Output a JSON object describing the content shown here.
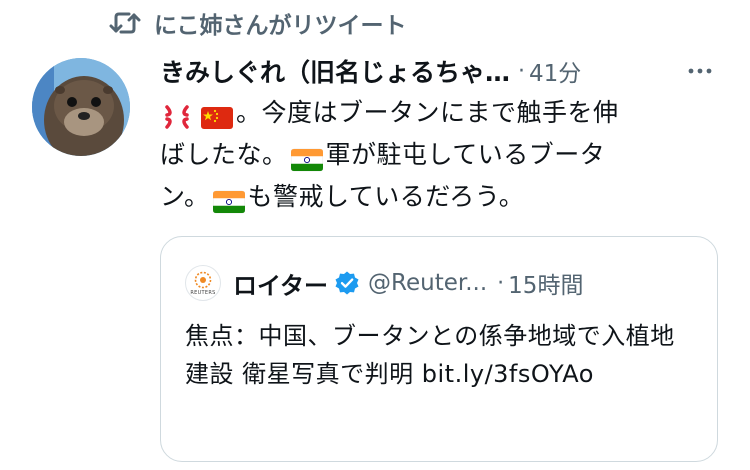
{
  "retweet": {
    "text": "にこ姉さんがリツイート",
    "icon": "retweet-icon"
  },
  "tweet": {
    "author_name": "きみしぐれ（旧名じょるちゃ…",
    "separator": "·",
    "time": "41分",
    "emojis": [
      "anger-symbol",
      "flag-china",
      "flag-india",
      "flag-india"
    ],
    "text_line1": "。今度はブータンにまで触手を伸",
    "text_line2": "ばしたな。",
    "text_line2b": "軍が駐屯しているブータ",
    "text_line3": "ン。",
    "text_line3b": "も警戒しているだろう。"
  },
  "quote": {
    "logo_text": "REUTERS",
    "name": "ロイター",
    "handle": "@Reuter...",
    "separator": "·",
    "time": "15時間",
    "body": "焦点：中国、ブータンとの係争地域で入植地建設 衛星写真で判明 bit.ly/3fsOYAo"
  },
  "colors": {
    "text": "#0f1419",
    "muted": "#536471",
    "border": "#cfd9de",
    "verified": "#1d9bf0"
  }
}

__________________________________________________

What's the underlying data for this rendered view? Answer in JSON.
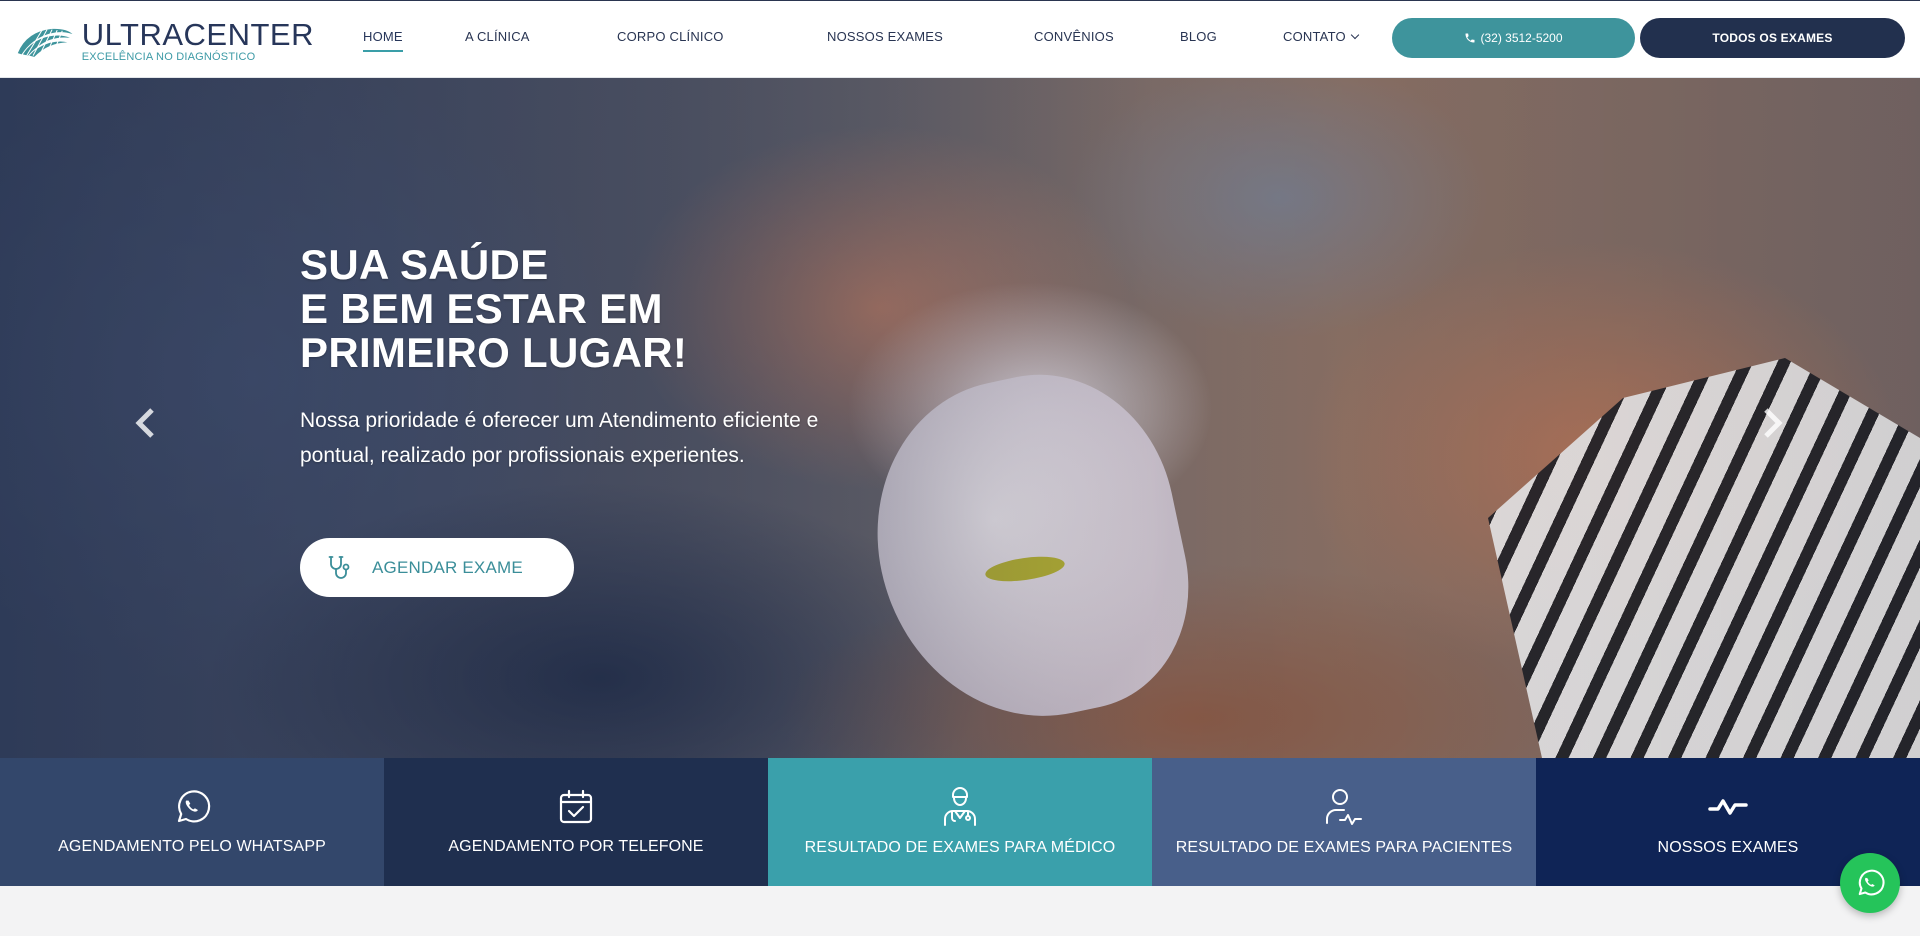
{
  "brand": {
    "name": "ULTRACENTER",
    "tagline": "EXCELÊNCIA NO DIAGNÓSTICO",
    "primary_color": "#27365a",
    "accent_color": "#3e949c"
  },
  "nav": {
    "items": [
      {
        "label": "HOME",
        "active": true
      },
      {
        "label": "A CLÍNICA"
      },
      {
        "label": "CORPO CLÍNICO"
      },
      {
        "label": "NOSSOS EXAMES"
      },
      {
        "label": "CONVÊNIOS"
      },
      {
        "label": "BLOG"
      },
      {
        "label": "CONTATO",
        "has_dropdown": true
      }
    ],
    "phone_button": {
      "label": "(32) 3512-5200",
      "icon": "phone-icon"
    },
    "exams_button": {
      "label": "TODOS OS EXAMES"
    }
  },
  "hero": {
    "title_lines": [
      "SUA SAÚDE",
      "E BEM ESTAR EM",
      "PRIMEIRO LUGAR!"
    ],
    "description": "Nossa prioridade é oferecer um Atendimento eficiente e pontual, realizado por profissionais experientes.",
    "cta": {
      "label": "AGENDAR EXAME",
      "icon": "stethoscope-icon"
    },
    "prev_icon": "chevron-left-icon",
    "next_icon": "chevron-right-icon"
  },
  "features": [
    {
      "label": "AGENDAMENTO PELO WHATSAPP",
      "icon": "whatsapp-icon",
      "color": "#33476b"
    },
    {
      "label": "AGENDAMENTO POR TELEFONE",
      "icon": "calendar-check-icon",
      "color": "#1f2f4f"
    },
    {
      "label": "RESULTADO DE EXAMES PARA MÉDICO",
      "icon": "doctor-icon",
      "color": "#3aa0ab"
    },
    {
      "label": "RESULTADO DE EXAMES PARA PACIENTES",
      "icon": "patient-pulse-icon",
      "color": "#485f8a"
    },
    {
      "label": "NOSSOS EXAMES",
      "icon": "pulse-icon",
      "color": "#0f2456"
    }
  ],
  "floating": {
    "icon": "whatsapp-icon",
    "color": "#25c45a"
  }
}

__________________________________________________

Return each line in the records that holds the string "icon".

    "icon": "retweet-icon"
      "icon": "phone-icon"
      "icon": "stethoscope-icon"
    "prev_icon": "chevron-left-icon",
    "next_icon": "chevron-right-icon"
      "icon": "whatsapp-icon",
      "icon": "calendar-check-icon",
      "icon": "doctor-icon",
      "icon": "patient-pulse-icon",
      "icon": "pulse-icon",
    "icon": "whatsapp-icon",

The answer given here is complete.